** start of EXTRACT TO READ **

J. Braddock & T. Peters
In the wake of an abysmal result in last September’s New Zealand
election, the Mana and Internet parties agreed to split. The Internet
Mana Party (IMP), established last May, was formally dissolved last
month. The Internet Party (IP), which was founded shortly before the
merger, is “reviewing” its future and may be wound up.
The IMP
received just 1.4 percent of the overall party vote, well short of the 5
percent threshold to enter parliament. In a crucial setback, Mana’s
leader and sole MP, Hone Harawira, lost his Te Tai Tokerau seat, one of
the seven Maori electorates, to Labour.
The overall election
result reflected the vast chasm that has opened up, under conditions of
sharpening social crisis and preparations for war, between the working
class and the entire edifice of official politics. The National Party
government and the main opposition Labour Party share essentially the
same program of ongoing austerity at home and support for US militarism
overseas. Approximately a million people did not vote and Labour
received its worst result in 92 years, with just 25 percent of the
votes. The immediate beneficiary of the near-record abstention was
National, which was re-elected.
Amid the collapse in support for
the main parties, the IMP presented itself as an “anti-establishment”
alternative. Mana leaders repeatedly declared that they represented “the
poor and dispossessed” and called for reforms such as lunches in some
schools and a higher minimum wage. The Internet Party criticised the
state surveillance agency, the Government Communications Security Bureau
(GCSB), and invited journalist Glenn Greenwald and US National Security
Agency whistleblower Edward Snowden to address a public meeting five
days before the election.
Despite its campaign rhetoric, however,
the IMP was an alliance of two capitalist parties, which aimed to enter
parliament to prop up a Labour-led government. Like Labour, the IMP did
not call for the abolition of the state spying agencies but merely a
“review” of their activities. It did not oppose the military and
intelligence alliance with the US.
In the lead-up to the election,
Mana joined Labour and the right-wing NZ First Party in campaigning
against immigration and foreign investment, particularly from China.
This xenophobic campaign dovetailed with the push by the Obama
administration to strengthen its military alliance with NZ as part of
Washington’s “pivot” to Asia: the US military encirclement and
preparations for war against China.
Mana’s Maori nationalist
platform calls for greater government payouts to indigenous tribal
businesses. The IP, founded by the multi-millionaire businessman Kim
Dotcom, openly represents an upwardly-mobile layer of young tech
entrepreneurs. Dotcom, who had previously donated money to the extreme
pro-market ACT Party, called for measures to boost the profits of
technology firms like his own. The Internet Party advocated government
grants for web-based start-up companies. Dotcom bankrolled the IMP to
the tune of $4 million, prompting Harawira to boast that Mana could “no
longer be pigeonholed as a party for Maori, the disaffected and for the
radical fringe.”

** end of EXTRACT TO READ **
** start of DATA SUPPLIED **

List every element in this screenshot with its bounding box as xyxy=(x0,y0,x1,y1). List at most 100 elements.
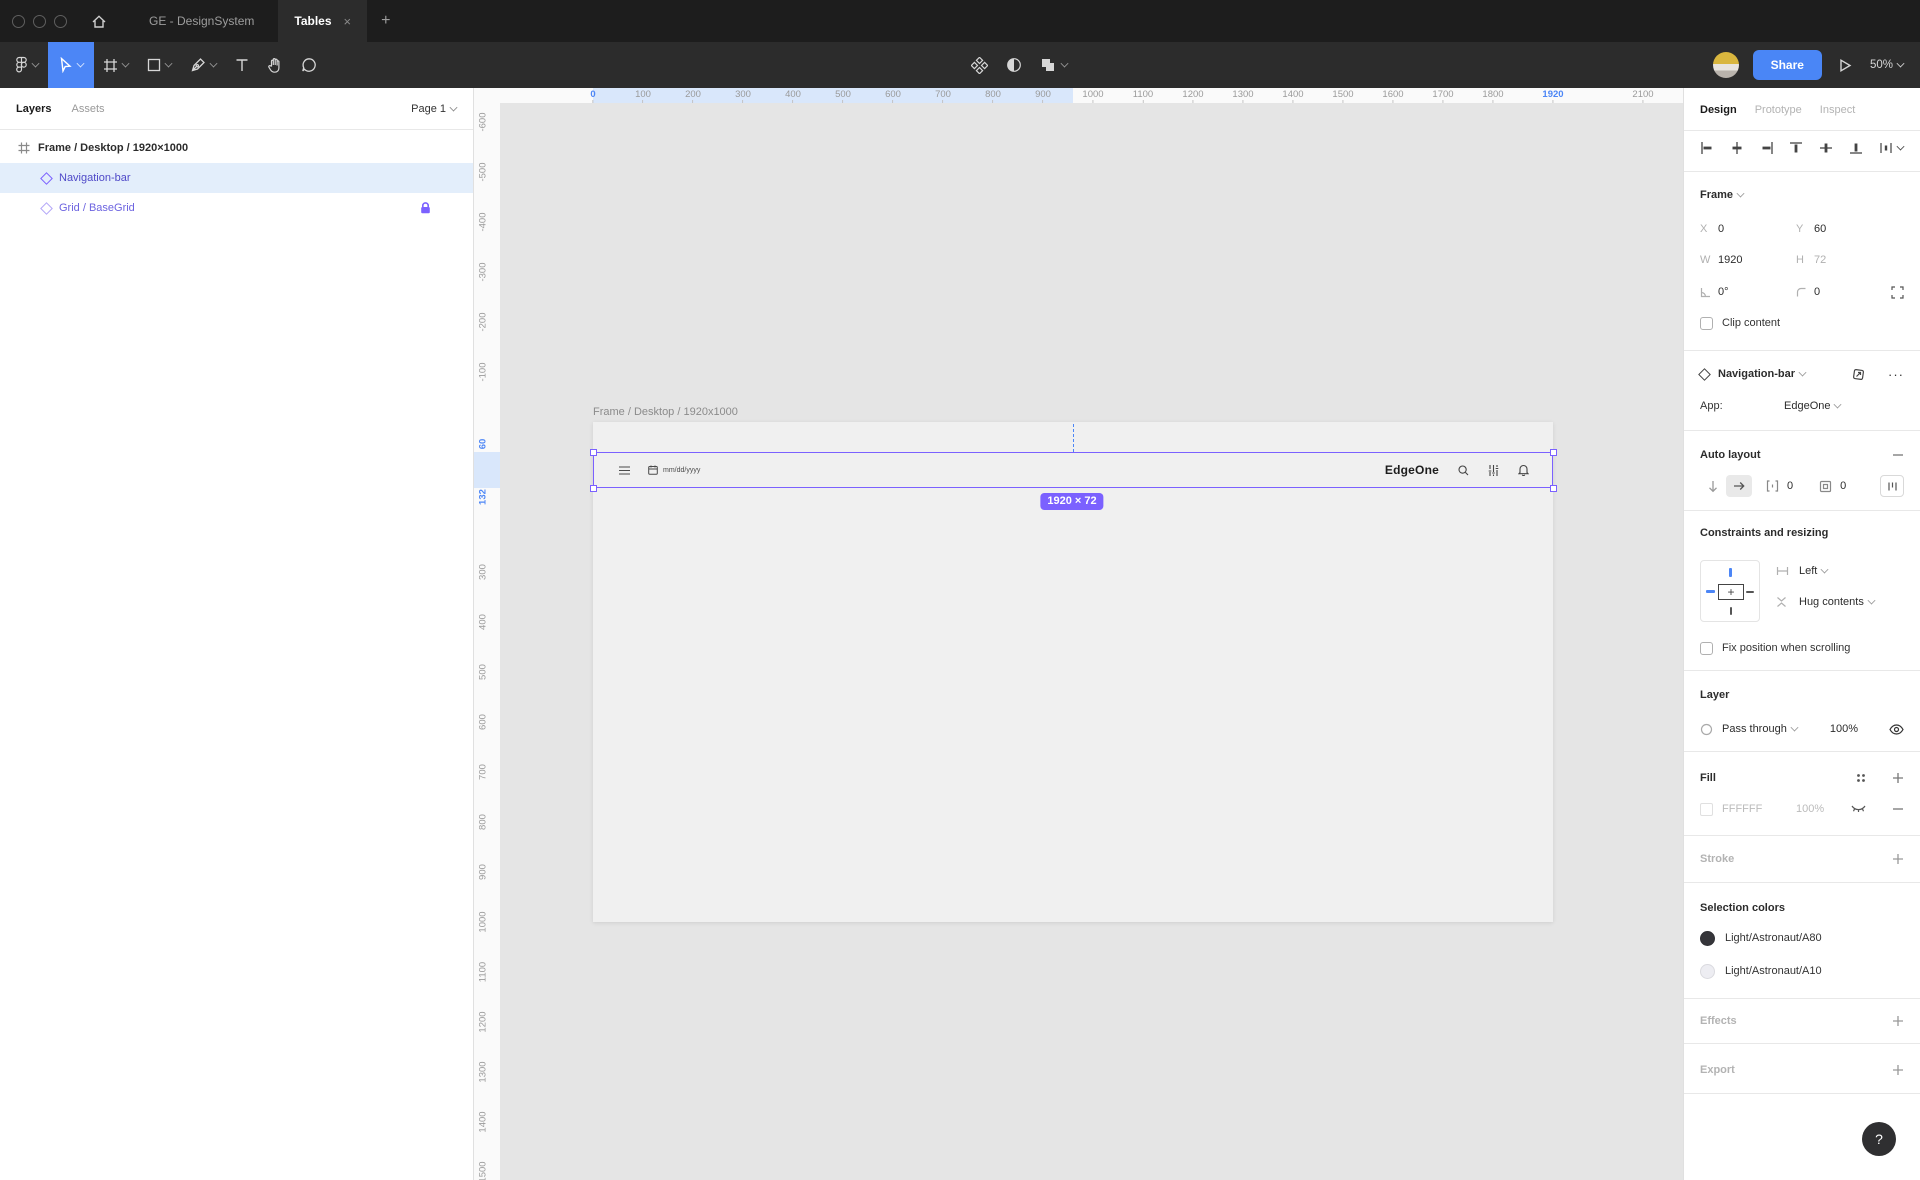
help-button[interactable]: ? xyxy=(1862,1122,1896,1156)
new-tab-button[interactable]: + xyxy=(381,12,390,30)
close-window-button[interactable] xyxy=(12,15,25,28)
move-tool-button[interactable] xyxy=(48,42,94,88)
zoom-level-dropdown[interactable]: 50% xyxy=(1870,59,1904,71)
selection-handle[interactable] xyxy=(590,449,597,456)
more-options-button[interactable]: ··· xyxy=(1888,367,1904,382)
y-input[interactable]: 60 xyxy=(1814,223,1826,235)
selection-handle[interactable] xyxy=(1550,485,1557,492)
constraint-bottom-tick[interactable] xyxy=(1730,607,1732,615)
clip-content-checkbox[interactable] xyxy=(1700,317,1713,330)
ruler-label: -500 xyxy=(478,154,489,190)
fullscreen-window-button[interactable] xyxy=(54,15,67,28)
fill-hex-input[interactable]: FFFFFF xyxy=(1722,803,1762,815)
swap-instance-button[interactable] xyxy=(1851,367,1866,382)
x-input[interactable]: 0 xyxy=(1718,223,1724,235)
selection-handle[interactable] xyxy=(1550,449,1557,456)
selection-handle[interactable] xyxy=(590,485,597,492)
tab-inspect[interactable]: Inspect xyxy=(1820,104,1855,116)
corner-radius-input[interactable]: 0 xyxy=(1814,286,1820,298)
frame-section-header[interactable]: Frame xyxy=(1684,183,1920,207)
tab-prototype[interactable]: Prototype xyxy=(1755,104,1802,116)
remove-auto-layout-button[interactable] xyxy=(1892,449,1904,461)
fill-color-swatch[interactable] xyxy=(1700,803,1713,816)
gap-control[interactable]: 0 xyxy=(1766,480,1793,492)
layer-opacity-input[interactable]: 100% xyxy=(1830,723,1858,735)
ruler-label: 1700 xyxy=(1432,89,1453,103)
align-left-button[interactable] xyxy=(1700,141,1714,155)
figma-menu-button[interactable] xyxy=(6,42,48,88)
fill-hidden-eye-icon[interactable] xyxy=(1851,805,1866,814)
color-swatch[interactable] xyxy=(1700,931,1715,946)
pen-tool-button[interactable] xyxy=(181,42,226,88)
fix-position-checkbox[interactable] xyxy=(1700,642,1713,655)
boolean-groups-button[interactable] xyxy=(1031,42,1077,88)
add-fill-button[interactable] xyxy=(1892,772,1904,784)
alignment-grid-button[interactable] xyxy=(1880,475,1904,497)
create-component-button[interactable] xyxy=(962,42,997,88)
fill-row[interactable]: FFFFFF 100% xyxy=(1684,797,1920,821)
close-icon[interactable]: × xyxy=(344,14,352,29)
tab-ge-designsystem[interactable]: GE - DesignSystem xyxy=(125,0,278,42)
search-icon xyxy=(1458,465,1469,476)
home-icon[interactable] xyxy=(91,14,107,29)
align-vertical-center-button[interactable] xyxy=(1819,141,1833,155)
width-input[interactable]: 1920 xyxy=(1718,254,1742,266)
independent-corners-button[interactable] xyxy=(1891,286,1904,299)
horizontal-constraint-dropdown[interactable]: Left xyxy=(1799,565,1828,577)
align-top-button[interactable] xyxy=(1789,141,1803,155)
avatar[interactable] xyxy=(1713,52,1739,78)
component-name-dropdown[interactable]: Navigation-bar xyxy=(1718,368,1806,380)
add-effect-button[interactable] xyxy=(1892,1015,1904,1027)
shape-tool-button[interactable] xyxy=(138,42,181,88)
selection-color-row[interactable]: Light/Astronaut/A10 xyxy=(1684,959,1920,983)
height-input[interactable]: 72 xyxy=(1814,254,1826,266)
fill-styles-icon[interactable] xyxy=(1856,773,1866,783)
selection-color-row[interactable]: Light/Astronaut/A80 xyxy=(1684,926,1920,950)
constraint-top-tick[interactable] xyxy=(1729,568,1732,577)
fix-position-row[interactable]: Fix position when scrolling xyxy=(1684,636,1920,660)
align-right-button[interactable] xyxy=(1760,141,1774,155)
constraints-widget[interactable]: + xyxy=(1700,560,1760,622)
tab-design[interactable]: Design xyxy=(1700,104,1737,116)
layer-visibility-eye-icon[interactable] xyxy=(1889,724,1904,735)
align-horizontal-center-button[interactable] xyxy=(1730,141,1744,155)
mask-button[interactable] xyxy=(997,42,1031,88)
tab-tables[interactable]: Tables × xyxy=(278,0,367,42)
vertical-resizing-dropdown[interactable]: Hug contents xyxy=(1799,596,1875,608)
text-tool-button[interactable] xyxy=(226,42,258,88)
present-button[interactable] xyxy=(1838,58,1852,73)
gap-input[interactable]: 0 xyxy=(1787,480,1793,492)
padding-input[interactable]: 0 xyxy=(1840,480,1846,492)
page-selector[interactable]: Page 1 xyxy=(411,103,457,115)
navigation-bar-object[interactable]: mm/dd/yyyy EdgeOne xyxy=(593,452,1553,488)
app-property-dropdown[interactable]: EdgeOne xyxy=(1784,400,1841,412)
remove-fill-button[interactable] xyxy=(1892,803,1904,815)
share-button[interactable]: Share xyxy=(1753,50,1822,80)
comment-tool-button[interactable] xyxy=(292,42,326,88)
distribute-button[interactable] xyxy=(1879,141,1904,155)
layer-row-frame[interactable]: Frame / Desktop / 1920×1000 xyxy=(0,133,473,163)
minimize-window-button[interactable] xyxy=(33,15,46,28)
layer-row-navigation-bar[interactable]: Navigation-bar xyxy=(0,163,473,193)
frame-tool-button[interactable] xyxy=(94,42,138,88)
fill-opacity-input[interactable]: 100% xyxy=(1796,803,1824,815)
layout-horizontal-button[interactable] xyxy=(1726,475,1752,497)
clip-content-row[interactable]: Clip content xyxy=(1684,311,1920,335)
tab-layers[interactable]: Layers xyxy=(16,103,51,115)
layout-vertical-button[interactable] xyxy=(1700,475,1726,497)
blend-mode-dropdown[interactable]: Pass through xyxy=(1722,723,1798,735)
frame-title-label[interactable]: Frame / Desktop / 1920x1000 xyxy=(593,406,738,418)
add-stroke-button[interactable] xyxy=(1892,853,1904,865)
padding-control[interactable]: 0 xyxy=(1819,480,1846,493)
canvas[interactable]: Frame / Desktop / 1920x1000 mm/dd/yyyy E… xyxy=(474,88,1683,1180)
hand-tool-button[interactable] xyxy=(258,42,292,88)
add-export-button[interactable] xyxy=(1892,1064,1904,1076)
constraint-right-tick[interactable] xyxy=(1746,591,1754,593)
constraint-left-tick[interactable] xyxy=(1706,590,1715,593)
layer-row-grid-basegrid[interactable]: Grid / BaseGrid xyxy=(0,193,473,223)
align-bottom-button[interactable] xyxy=(1849,141,1863,155)
tab-assets[interactable]: Assets xyxy=(71,103,104,115)
rotation-input[interactable]: 0° xyxy=(1718,286,1729,298)
color-swatch[interactable] xyxy=(1700,964,1715,979)
lock-icon[interactable] xyxy=(420,202,431,214)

** end of DATA SUPPLIED **

■ WORK INSTRUCTIONS
- a) According to the article on the Internet Mana Party, what share of the overall party vote did the IMP receive?
- b) Decide whether each statement below agrees with the article on the Internet Mana Party. Answer yes or no for each, quoting the deciding words of the article. (i) Hone Harawira lost his Te Tai Tokerau seat to Labour. (ii) The IMP called for the abolition of the state spying agencies. (iii) Kim Dotcom provided $4 million in funding to the IMP.
- c) Reproduce the passage of the article on the Internet Mana Party between "J. Braddock &" and "be wound up.", inclusive.

■ SOLUTIONS BY TASK
- a) 1.4 percent

- b)
(i) Yes: "lost his Te Tai Tokerau seat, one of the seven Maori electorates, to Labour"
(ii) No: "the IMP did not call for the abolition of the state spying agencies but merely a “review” of their activities"
(iii) Yes: "Dotcom bankrolled the IMP to the tune of $4 million"

- c)
J. Braddock & T. Peters
In the wake of an abysmal result in last September’s New Zealand
election, the Mana and Internet parties agreed to split. The Internet
Mana Party (IMP), established last May, was formally dissolved last
month. The Internet Party (IP), which was founded shortly before the
merger, is “reviewing” its future and may be wound up.